──────── Stored data

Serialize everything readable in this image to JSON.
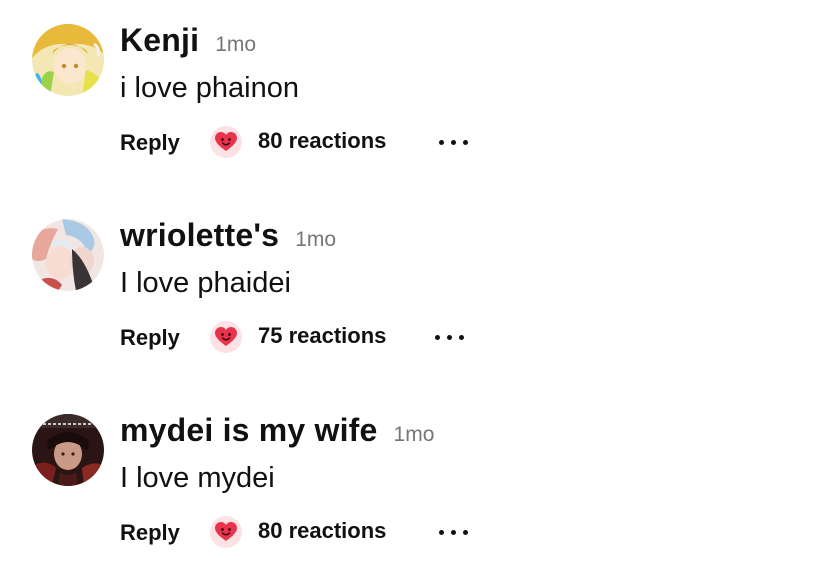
{
  "comments": [
    {
      "username": "Kenji",
      "timestamp": "1mo",
      "text": "i love phainon",
      "reply_label": "Reply",
      "reactions_label": "80 reactions",
      "reaction_icon": "heart-face-icon",
      "more_icon": "more-options-icon"
    },
    {
      "username": "wriolette's",
      "timestamp": "1mo",
      "text": "I love phaidei",
      "reply_label": "Reply",
      "reactions_label": "75 reactions",
      "reaction_icon": "heart-face-icon",
      "more_icon": "more-options-icon"
    },
    {
      "username": "mydei is my wife",
      "timestamp": "1mo",
      "text": "I love mydei",
      "reply_label": "Reply",
      "reactions_label": "80 reactions",
      "reaction_icon": "heart-face-icon",
      "more_icon": "more-options-icon"
    }
  ],
  "colors": {
    "text": "#111111",
    "timestamp": "#767676",
    "reaction_bg": "#fde1e4",
    "heart": "#e8334a"
  }
}
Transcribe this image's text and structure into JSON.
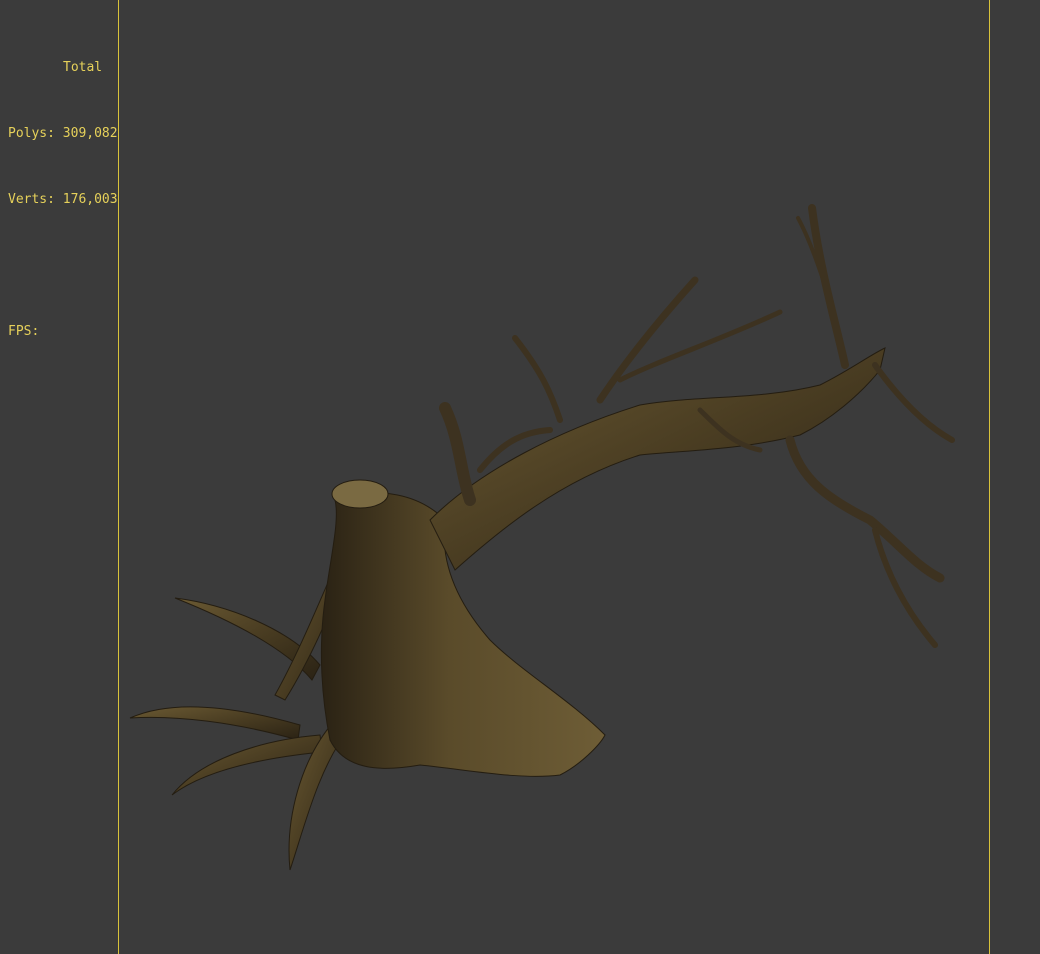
{
  "viewport": {
    "background_color": "#3b3b3b",
    "frame_color": "#d8c23a",
    "stats_color": "#e6d15a",
    "stats": {
      "title": "Total",
      "polys_label": "Polys:",
      "polys_value": "309,082",
      "verts_label": "Verts:",
      "verts_value": "176,003",
      "fps_label": "FPS:",
      "fps_value": ""
    },
    "model": {
      "name_icon": "dead-tree-model",
      "bark_color": "#4a3d22",
      "bark_highlight": "#6b5a33",
      "bark_shadow": "#2a2214"
    }
  }
}
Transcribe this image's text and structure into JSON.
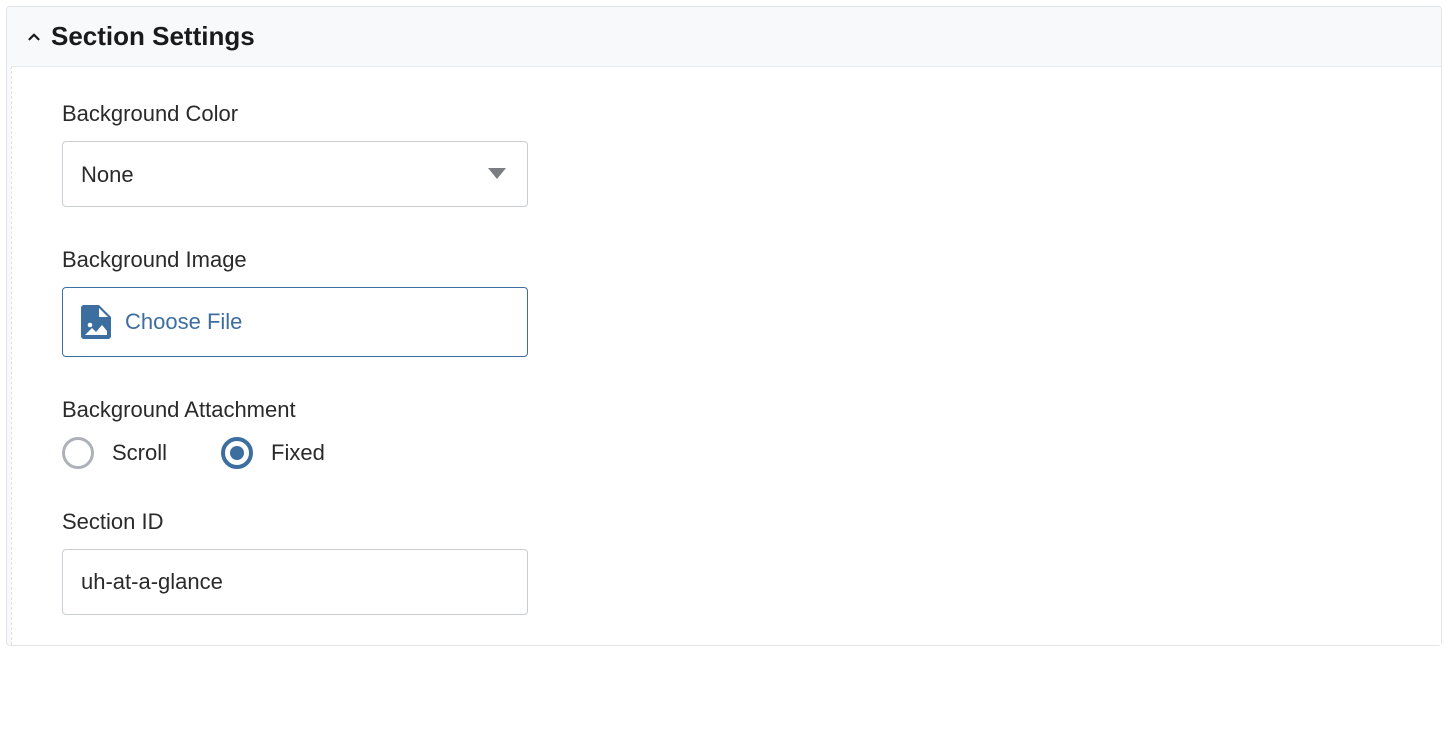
{
  "panel": {
    "title": "Section Settings"
  },
  "fields": {
    "backgroundColor": {
      "label": "Background Color",
      "selected": "None"
    },
    "backgroundImage": {
      "label": "Background Image",
      "button": "Choose File"
    },
    "backgroundAttachment": {
      "label": "Background Attachment",
      "options": {
        "scroll": "Scroll",
        "fixed": "Fixed"
      },
      "selected": "fixed"
    },
    "sectionId": {
      "label": "Section ID",
      "value": "uh-at-a-glance"
    }
  }
}
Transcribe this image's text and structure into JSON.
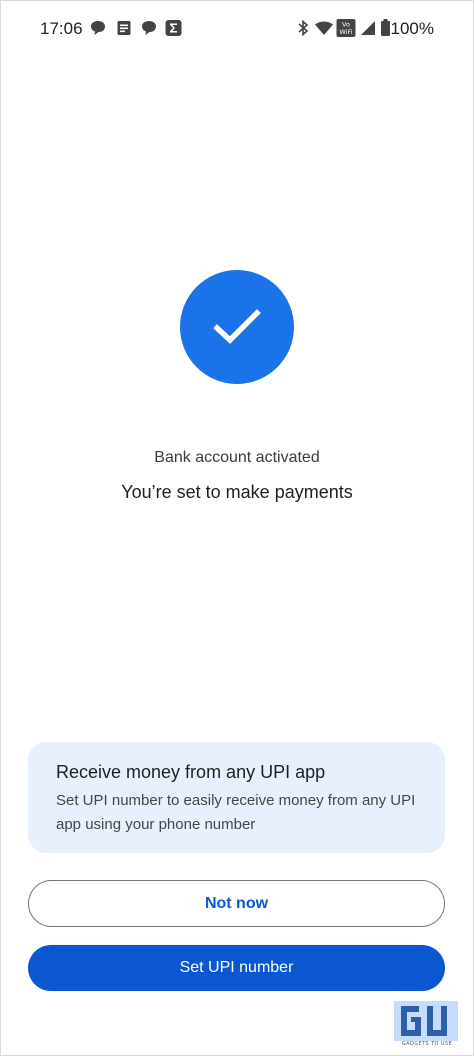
{
  "status_bar": {
    "time": "17:06",
    "battery_percent": "100%",
    "icons": [
      "chat-icon",
      "document-icon",
      "chat-icon",
      "sigma-icon",
      "bluetooth-icon",
      "wifi-icon",
      "vowifi-icon",
      "cellular-signal-icon",
      "battery-icon"
    ],
    "vowifi_label_top": "Vo",
    "vowifi_label_bottom": "WiFi"
  },
  "success": {
    "icon": "checkmark-icon",
    "accent_color": "#1a73e8",
    "subtitle": "Bank account activated",
    "title": "You’re set to make payments"
  },
  "upi_card": {
    "title": "Receive money from any UPI app",
    "description": "Set UPI number to easily receive money from any UPI app using your phone number",
    "background_color": "#e8f0fe"
  },
  "actions": {
    "secondary_label": "Not now",
    "primary_label": "Set UPI number",
    "primary_color": "#0b57d0"
  },
  "watermark": {
    "text": "GADGETS TO USE"
  }
}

────────────────

## Exercise directions
Copy each line exactly, and leave the pictures out of your copy.

## Result
Serialize everything readable in this image to JSON.
{
  "comments": [
    {
      "username": "Kenji",
      "timestamp": "1mo",
      "text": "i love phainon",
      "reply_label": "Reply",
      "reactions_label": "80 reactions",
      "reaction_icon": "heart-face-icon",
      "more_icon": "more-options-icon"
    },
    {
      "username": "wriolette's",
      "timestamp": "1mo",
      "text": "I love phaidei",
      "reply_label": "Reply",
      "reactions_label": "75 reactions",
      "reaction_icon": "heart-face-icon",
      "more_icon": "more-options-icon"
    },
    {
      "username": "mydei is my wife",
      "timestamp": "1mo",
      "text": "I love mydei",
      "reply_label": "Reply",
      "reactions_label": "80 reactions",
      "reaction_icon": "heart-face-icon",
      "more_icon": "more-options-icon"
    }
  ],
  "colors": {
    "text": "#111111",
    "timestamp": "#767676",
    "reaction_bg": "#fde1e4",
    "heart": "#e8334a"
  }
}
Transcribe this image's text and structure into JSON.
{
  "viewport": {
    "background_color": "#3b3b3b",
    "frame_color": "#d8c23a",
    "stats_color": "#e6d15a",
    "stats": {
      "title": "Total",
      "polys_label": "Polys:",
      "polys_value": "309,082",
      "verts_label": "Verts:",
      "verts_value": "176,003",
      "fps_label": "FPS:",
      "fps_value": ""
    },
    "model": {
      "name_icon": "dead-tree-model",
      "bark_color": "#4a3d22",
      "bark_highlight": "#6b5a33",
      "bark_shadow": "#2a2214"
    }
  }
}
Transcribe this image's text and structure into JSON.
{
  "panel": {
    "title": "Section Settings"
  },
  "fields": {
    "backgroundColor": {
      "label": "Background Color",
      "selected": "None"
    },
    "backgroundImage": {
      "label": "Background Image",
      "button": "Choose File"
    },
    "backgroundAttachment": {
      "label": "Background Attachment",
      "options": {
        "scroll": "Scroll",
        "fixed": "Fixed"
      },
      "selected": "fixed"
    },
    "sectionId": {
      "label": "Section ID",
      "value": "uh-at-a-glance"
    }
  }
}
Transcribe this image's text and structure into JSON.
{
  "status_bar": {
    "time": "17:06",
    "battery_percent": "100%",
    "icons": [
      "chat-icon",
      "document-icon",
      "chat-icon",
      "sigma-icon",
      "bluetooth-icon",
      "wifi-icon",
      "vowifi-icon",
      "cellular-signal-icon",
      "battery-icon"
    ],
    "vowifi_label_top": "Vo",
    "vowifi_label_bottom": "WiFi"
  },
  "success": {
    "icon": "checkmark-icon",
    "accent_color": "#1a73e8",
    "subtitle": "Bank account activated",
    "title": "You’re set to make payments"
  },
  "upi_card": {
    "title": "Receive money from any UPI app",
    "description": "Set UPI number to easily receive money from any UPI app using your phone number",
    "background_color": "#e8f0fe"
  },
  "actions": {
    "secondary_label": "Not now",
    "primary_label": "Set UPI number",
    "primary_color": "#0b57d0"
  },
  "watermark": {
    "text": "GADGETS TO USE"
  }
}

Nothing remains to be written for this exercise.